● Written exercise
From the entries below, extract every line that includes the word "настоящего".

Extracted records
================

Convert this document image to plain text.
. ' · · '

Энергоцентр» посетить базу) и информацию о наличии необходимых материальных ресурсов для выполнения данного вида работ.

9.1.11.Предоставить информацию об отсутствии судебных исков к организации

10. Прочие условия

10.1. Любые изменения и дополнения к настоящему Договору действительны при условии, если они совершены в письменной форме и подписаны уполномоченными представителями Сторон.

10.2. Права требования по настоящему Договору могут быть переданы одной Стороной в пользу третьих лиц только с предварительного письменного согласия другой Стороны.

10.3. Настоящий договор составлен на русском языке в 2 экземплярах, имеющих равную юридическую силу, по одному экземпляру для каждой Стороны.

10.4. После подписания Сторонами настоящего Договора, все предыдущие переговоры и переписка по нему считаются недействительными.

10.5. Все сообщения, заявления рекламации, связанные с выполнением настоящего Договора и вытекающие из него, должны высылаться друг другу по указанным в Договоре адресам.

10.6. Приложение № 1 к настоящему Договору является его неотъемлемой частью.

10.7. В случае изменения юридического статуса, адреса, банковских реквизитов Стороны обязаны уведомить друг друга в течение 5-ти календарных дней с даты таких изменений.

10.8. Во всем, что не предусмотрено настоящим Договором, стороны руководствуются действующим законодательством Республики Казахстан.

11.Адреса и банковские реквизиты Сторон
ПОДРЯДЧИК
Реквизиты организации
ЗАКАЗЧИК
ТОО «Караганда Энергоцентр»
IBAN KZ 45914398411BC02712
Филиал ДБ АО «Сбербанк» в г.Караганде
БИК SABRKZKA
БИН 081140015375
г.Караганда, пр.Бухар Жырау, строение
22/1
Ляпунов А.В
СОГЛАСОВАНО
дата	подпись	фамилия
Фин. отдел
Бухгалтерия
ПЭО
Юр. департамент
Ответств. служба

================

● Answer to the task
10.4. После подписания Сторонами настоящего Договора, все предыдущие переговоры и переписка по нему считаются недействительными.
10.5. Все сообщения, заявления рекламации, связанные с выполнением настоящего Договора и вытекающие из него, должны высылаться друг другу по указанным в Договоре адресам.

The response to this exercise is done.